Transcribe the records below exactly.
------ Exercise material ------
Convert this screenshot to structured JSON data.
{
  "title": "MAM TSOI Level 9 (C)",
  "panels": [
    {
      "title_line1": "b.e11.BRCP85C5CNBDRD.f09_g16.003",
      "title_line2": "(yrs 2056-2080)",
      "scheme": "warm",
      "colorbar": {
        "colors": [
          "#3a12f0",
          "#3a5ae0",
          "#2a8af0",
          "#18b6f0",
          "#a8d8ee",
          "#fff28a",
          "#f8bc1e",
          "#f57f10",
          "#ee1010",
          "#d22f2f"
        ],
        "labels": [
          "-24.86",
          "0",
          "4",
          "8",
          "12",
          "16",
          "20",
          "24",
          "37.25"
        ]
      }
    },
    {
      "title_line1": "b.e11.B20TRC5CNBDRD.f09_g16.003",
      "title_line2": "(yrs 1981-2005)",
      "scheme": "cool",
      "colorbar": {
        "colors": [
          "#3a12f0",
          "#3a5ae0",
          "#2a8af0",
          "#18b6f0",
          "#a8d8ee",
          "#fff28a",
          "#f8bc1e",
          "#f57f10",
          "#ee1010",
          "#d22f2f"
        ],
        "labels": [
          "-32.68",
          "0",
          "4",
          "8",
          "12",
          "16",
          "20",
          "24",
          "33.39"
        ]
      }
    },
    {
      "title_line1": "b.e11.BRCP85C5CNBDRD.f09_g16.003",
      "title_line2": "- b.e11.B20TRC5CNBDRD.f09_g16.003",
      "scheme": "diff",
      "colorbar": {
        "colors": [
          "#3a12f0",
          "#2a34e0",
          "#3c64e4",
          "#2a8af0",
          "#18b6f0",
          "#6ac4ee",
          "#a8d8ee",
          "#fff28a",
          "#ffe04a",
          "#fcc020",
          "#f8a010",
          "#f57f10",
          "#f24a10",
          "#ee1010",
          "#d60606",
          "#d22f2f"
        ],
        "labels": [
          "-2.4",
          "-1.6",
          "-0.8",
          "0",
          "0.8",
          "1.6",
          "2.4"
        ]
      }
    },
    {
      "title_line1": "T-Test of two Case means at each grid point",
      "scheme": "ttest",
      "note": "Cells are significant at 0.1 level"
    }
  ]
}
------
Exercise solution >>
Convert this screenshot to structured JSON data.
{
  "title": "MAM TSOI Level 9 (C)",
  "panels": [
    {
      "title_line1": "b.e11.BRCP85C5CNBDRD.f09_g16.003",
      "title_line2": "(yrs 2056-2080)",
      "scheme": "warm",
      "colorbar": {
        "colors": [
          "#3a12f0",
          "#3a5ae0",
          "#2a8af0",
          "#18b6f0",
          "#a8d8ee",
          "#fff28a",
          "#f8bc1e",
          "#f57f10",
          "#ee1010",
          "#d22f2f"
        ],
        "labels": [
          "-24.86",
          "0",
          "4",
          "8",
          "12",
          "16",
          "20",
          "24",
          "37.25"
        ]
      }
    },
    {
      "title_line1": "b.e11.B20TRC5CNBDRD.f09_g16.003",
      "title_line2": "(yrs 1981-2005)",
      "scheme": "cool",
      "colorbar": {
        "colors": [
          "#3a12f0",
          "#3a5ae0",
          "#2a8af0",
          "#18b6f0",
          "#a8d8ee",
          "#fff28a",
          "#f8bc1e",
          "#f57f10",
          "#ee1010",
          "#d22f2f"
        ],
        "labels": [
          "-32.68",
          "0",
          "4",
          "8",
          "12",
          "16",
          "20",
          "24",
          "33.39"
        ]
      }
    },
    {
      "title_line1": "b.e11.BRCP85C5CNBDRD.f09_g16.003",
      "title_line2": "- b.e11.B20TRC5CNBDRD.f09_g16.003",
      "scheme": "diff",
      "colorbar": {
        "colors": [
          "#3a12f0",
          "#2a34e0",
          "#3c64e4",
          "#2a8af0",
          "#18b6f0",
          "#6ac4ee",
          "#a8d8ee",
          "#fff28a",
          "#ffe04a",
          "#fcc020",
          "#f8a010",
          "#f57f10",
          "#f24a10",
          "#ee1010",
          "#d60606",
          "#d22f2f"
        ],
        "labels": [
          "-2.4",
          "-1.6",
          "-0.8",
          "0",
          "0.8",
          "1.6",
          "2.4"
        ]
      }
    },
    {
      "title_line1": "T-Test of two Case means at each grid point",
      "scheme": "ttest",
      "note": "Cells are significant at 0.1 level"
    }
  ]
}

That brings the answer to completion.